**Material provided:**
····················

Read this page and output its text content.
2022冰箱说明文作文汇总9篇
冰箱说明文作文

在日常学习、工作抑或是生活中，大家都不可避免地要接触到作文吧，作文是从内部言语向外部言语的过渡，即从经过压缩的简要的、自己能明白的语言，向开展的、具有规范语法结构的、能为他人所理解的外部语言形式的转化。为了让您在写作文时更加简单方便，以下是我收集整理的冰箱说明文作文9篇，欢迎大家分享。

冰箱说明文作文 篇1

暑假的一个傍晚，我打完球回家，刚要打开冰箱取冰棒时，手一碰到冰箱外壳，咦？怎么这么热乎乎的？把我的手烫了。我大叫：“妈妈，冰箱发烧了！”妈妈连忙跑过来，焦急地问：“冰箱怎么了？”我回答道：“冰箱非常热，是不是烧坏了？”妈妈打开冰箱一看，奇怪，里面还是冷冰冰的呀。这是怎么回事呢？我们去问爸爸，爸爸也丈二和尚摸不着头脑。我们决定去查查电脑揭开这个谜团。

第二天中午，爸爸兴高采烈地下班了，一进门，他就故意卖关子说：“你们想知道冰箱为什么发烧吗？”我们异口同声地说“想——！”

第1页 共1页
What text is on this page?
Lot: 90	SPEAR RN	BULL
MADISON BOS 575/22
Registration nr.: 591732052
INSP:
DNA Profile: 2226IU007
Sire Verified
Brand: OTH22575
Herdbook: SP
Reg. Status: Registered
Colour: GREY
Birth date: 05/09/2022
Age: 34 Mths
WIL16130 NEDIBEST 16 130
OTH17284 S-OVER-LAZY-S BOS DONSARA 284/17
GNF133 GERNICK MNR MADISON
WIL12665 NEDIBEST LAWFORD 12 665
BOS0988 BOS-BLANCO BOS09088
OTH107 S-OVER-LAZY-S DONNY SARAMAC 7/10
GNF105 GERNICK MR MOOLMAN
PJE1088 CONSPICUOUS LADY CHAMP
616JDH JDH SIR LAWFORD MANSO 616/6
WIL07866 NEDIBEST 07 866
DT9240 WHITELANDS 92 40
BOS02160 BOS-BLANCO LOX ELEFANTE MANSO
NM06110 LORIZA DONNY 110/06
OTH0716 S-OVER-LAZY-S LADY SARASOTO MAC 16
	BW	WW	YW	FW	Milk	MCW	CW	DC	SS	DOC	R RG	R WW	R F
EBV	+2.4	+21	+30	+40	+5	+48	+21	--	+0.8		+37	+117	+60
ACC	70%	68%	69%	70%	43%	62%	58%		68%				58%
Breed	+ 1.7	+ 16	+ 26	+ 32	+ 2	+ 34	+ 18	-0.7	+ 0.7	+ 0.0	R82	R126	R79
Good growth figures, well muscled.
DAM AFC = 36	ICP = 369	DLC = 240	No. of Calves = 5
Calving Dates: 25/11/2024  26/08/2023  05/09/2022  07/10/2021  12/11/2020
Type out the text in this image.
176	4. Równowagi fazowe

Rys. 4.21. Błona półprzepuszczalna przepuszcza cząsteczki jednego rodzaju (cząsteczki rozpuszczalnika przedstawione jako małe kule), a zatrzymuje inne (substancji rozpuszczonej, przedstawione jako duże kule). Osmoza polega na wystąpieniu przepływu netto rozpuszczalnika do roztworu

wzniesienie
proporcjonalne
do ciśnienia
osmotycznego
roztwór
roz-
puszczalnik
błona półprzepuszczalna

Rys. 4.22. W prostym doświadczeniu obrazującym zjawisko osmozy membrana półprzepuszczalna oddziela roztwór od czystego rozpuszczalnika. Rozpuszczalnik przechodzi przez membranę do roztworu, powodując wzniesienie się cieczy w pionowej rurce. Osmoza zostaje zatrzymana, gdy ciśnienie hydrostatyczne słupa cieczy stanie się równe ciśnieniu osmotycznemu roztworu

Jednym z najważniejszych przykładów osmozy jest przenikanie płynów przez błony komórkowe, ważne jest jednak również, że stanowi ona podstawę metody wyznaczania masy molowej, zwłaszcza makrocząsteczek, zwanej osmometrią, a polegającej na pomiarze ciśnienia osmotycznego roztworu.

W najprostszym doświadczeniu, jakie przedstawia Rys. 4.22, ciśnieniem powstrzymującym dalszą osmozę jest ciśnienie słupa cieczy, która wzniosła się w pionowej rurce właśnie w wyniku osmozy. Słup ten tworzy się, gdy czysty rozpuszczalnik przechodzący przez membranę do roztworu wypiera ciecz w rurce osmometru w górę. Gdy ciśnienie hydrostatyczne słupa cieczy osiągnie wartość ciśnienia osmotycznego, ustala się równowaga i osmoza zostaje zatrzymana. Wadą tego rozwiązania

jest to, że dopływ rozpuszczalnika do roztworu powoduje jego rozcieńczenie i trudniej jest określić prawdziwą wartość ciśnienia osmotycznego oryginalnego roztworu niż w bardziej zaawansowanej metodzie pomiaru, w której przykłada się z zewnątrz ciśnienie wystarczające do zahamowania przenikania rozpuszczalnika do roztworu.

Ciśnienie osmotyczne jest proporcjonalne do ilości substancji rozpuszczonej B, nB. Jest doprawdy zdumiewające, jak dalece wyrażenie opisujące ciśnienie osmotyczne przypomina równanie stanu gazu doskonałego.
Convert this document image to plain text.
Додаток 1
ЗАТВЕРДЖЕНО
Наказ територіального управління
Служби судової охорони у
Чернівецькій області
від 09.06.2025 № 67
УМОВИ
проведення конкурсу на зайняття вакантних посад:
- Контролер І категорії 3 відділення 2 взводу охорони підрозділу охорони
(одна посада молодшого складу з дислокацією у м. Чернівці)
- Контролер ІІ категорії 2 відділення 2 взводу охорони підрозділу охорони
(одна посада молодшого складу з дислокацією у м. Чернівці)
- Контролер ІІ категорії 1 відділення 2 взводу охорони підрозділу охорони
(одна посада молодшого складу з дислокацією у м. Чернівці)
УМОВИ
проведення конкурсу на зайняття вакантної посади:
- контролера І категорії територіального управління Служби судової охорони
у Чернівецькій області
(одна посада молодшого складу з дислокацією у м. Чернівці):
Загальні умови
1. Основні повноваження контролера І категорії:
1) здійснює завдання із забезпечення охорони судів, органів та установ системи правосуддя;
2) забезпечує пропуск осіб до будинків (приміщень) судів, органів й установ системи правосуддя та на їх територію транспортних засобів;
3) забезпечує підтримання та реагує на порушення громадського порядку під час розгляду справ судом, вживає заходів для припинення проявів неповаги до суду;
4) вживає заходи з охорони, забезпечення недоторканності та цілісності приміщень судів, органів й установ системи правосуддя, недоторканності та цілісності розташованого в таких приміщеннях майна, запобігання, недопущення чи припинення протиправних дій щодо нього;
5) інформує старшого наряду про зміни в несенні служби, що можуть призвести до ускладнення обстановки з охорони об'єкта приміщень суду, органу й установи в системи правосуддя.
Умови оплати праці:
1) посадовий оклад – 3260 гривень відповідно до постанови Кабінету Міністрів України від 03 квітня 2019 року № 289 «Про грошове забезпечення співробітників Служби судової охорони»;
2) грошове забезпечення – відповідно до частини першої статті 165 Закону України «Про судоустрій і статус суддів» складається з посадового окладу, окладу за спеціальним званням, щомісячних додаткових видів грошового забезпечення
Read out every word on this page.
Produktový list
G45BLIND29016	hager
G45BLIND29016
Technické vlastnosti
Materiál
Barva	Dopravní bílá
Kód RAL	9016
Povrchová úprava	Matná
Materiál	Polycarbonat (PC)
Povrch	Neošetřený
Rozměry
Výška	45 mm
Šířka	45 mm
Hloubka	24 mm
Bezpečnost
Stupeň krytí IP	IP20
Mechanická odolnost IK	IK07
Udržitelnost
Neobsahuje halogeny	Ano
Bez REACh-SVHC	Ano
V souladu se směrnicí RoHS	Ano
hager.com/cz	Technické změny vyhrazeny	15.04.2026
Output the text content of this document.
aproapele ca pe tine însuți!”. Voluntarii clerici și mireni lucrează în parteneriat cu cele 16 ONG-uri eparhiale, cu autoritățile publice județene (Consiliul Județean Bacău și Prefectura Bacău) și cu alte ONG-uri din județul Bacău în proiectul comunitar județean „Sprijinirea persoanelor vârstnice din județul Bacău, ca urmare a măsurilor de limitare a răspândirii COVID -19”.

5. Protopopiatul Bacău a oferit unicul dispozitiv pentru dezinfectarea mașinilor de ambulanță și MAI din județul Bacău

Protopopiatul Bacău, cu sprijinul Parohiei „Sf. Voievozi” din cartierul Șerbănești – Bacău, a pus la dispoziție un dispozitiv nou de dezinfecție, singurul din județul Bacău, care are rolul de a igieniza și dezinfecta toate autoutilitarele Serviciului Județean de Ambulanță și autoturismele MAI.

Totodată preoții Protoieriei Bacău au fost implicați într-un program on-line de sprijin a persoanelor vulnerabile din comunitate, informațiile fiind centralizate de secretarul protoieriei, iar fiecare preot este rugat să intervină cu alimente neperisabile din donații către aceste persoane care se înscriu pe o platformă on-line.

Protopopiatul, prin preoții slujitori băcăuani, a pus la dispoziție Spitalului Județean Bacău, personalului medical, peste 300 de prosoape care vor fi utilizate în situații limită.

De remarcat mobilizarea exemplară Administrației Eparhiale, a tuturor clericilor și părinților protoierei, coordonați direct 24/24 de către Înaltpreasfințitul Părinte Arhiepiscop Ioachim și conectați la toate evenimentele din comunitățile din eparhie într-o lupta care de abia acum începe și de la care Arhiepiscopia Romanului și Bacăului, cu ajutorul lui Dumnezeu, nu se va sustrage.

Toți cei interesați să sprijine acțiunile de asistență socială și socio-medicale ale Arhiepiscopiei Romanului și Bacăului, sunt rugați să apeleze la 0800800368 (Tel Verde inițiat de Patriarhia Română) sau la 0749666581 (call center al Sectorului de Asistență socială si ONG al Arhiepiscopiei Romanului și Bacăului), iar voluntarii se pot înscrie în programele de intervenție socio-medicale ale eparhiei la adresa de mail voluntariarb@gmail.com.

····················

**Aim:** Count each line where the string "dispozitiv" occurs, and write only the number.

**Solution to this task:** 2